Provided text:
* * * *
He never retreated, he just back-spaced

Peter Ruehl, an American-born Australian newspaper columnist, sadly passed away last week. While there isn’t much connection here with typewriters, I thought Peter was worthy of a tribute. One of his more memorable lines concerned an American friend of his, “Keith”, who used to frequent McGarvey’s Saloon and Oyster Bar in Annapolis, Maryland. Ruehl wrote the story that Keith was drafted for Vietnam but ended up in a typing pool on mainland America. Ruehl often said that Keith “never retreated. He just back-spaced.”
The very same words could be used to describe Peter's column writing.
Ruehl wrote his satirical column for Australian publications for more than 24 years. His main outlet was The Australian Financial Review (which, incidentally, last week published as a centrespread The New York Times feature on typewriters).
Of Australia’s former prime minster John Howard, Ruehl wrote, "John Howard is so straight-laced he makes Al Gore look like Keith Richards on a pub-crawl in Bangkok". Of Sarah Palin he said she had been “sounding like a Miss America contestant who's been asked about nuclear fission. Even conservative commentators were questioning whether she could walk and chew moose meat … And [Joe] Biden? I've always liked him, even if, when you'd ask him for the time, he'd tell you how to make a clock.”
Ruehl was born in New York City in 1947. His father, Vincent, was an FBI agent and his mother Mercedes a schoolteacher. According to his obituary, Peter often talked about his father having trifocal spectacles: one part for distance, one for reading and one for shooting. Peter's sister is the actor Mercedes Ruehl, who in 1991 won the Academy Award for best supporting actress and a Golden Globe for her performance in The Fisher King.
* * * *
Data provided:
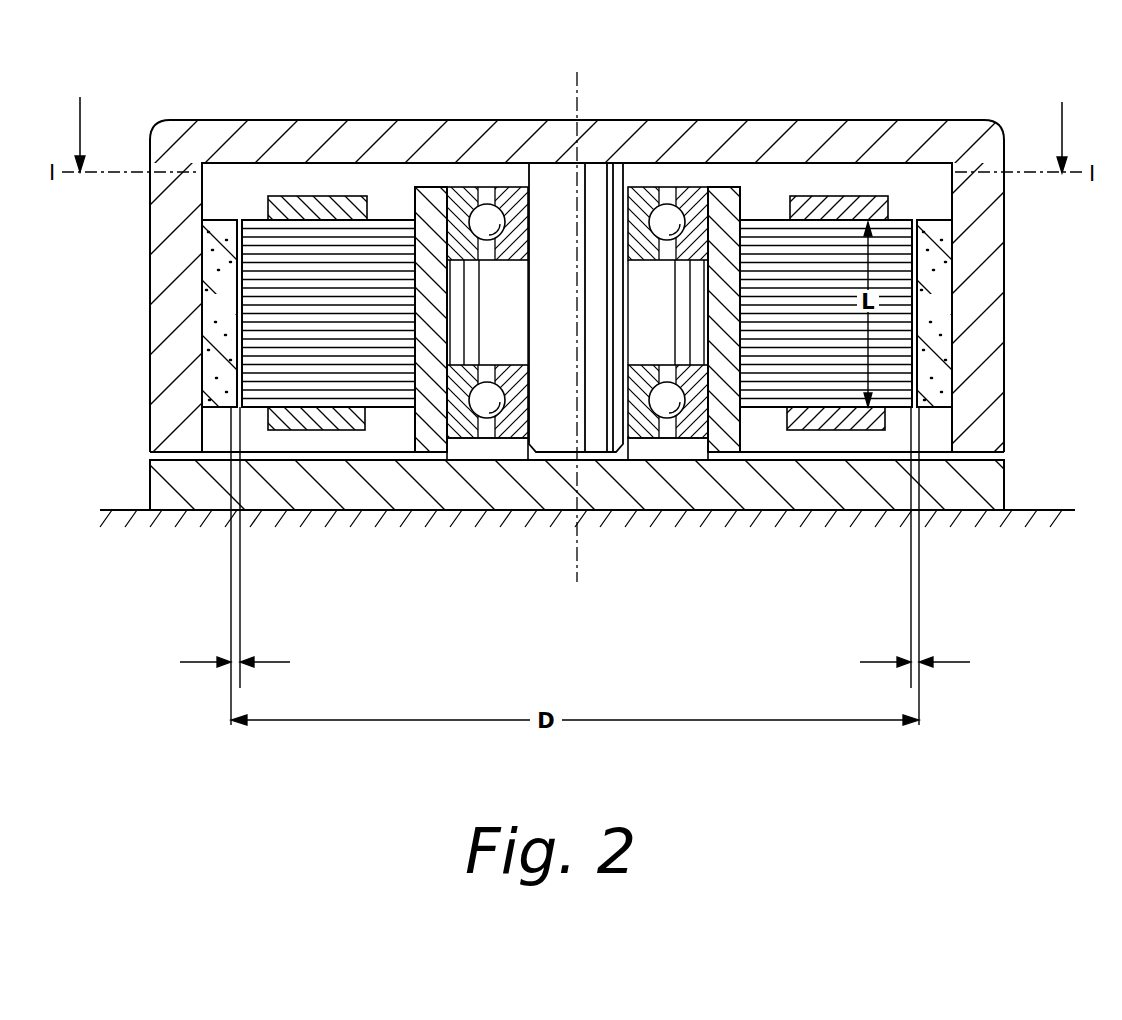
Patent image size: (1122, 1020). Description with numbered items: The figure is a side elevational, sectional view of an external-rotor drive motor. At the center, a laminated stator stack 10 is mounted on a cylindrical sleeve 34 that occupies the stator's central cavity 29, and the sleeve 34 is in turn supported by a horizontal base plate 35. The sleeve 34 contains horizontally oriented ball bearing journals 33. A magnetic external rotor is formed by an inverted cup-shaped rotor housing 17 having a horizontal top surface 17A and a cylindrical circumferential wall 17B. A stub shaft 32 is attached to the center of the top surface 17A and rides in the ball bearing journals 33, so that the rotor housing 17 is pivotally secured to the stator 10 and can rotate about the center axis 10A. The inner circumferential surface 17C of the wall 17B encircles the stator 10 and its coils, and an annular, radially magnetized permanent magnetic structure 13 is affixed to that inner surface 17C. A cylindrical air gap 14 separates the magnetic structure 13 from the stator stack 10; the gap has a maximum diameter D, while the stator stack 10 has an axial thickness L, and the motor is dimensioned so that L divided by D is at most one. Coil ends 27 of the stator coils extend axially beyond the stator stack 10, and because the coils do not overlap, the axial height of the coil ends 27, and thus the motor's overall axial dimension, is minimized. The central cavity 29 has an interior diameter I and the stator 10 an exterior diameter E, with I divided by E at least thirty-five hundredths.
* * * *
Continue the tribute to Peter Ruehl from its final sentence.

Task output:
Peter was raised in Washington and educated by the Jesuits at Gonzaga College. He attended the University of Maryland and then trained as a journalist at the Annapolis Evening Capital. Ruehl moved on to The Sun in Baltimore. He was a keen sailor and covered the 1983 America's Cup, won by Australia II. It was there that he met Australian journalist Jennifer Hewitt, who was the US correspondent for The Sydney Morning
Herald. They married in 1984 and two years later he moved to her home town of Perth.
His obituary says Ruehl often spoke of having a stiff gin or listening to the Grateful Dead at volume late at night with a solid scotch. He loved blues and rock and enjoyed a drink. He was a self-deprecating and humble man. “My approach has always been: you're smart, I'm dumb and let's take it from there,” he wrote in one of his columns.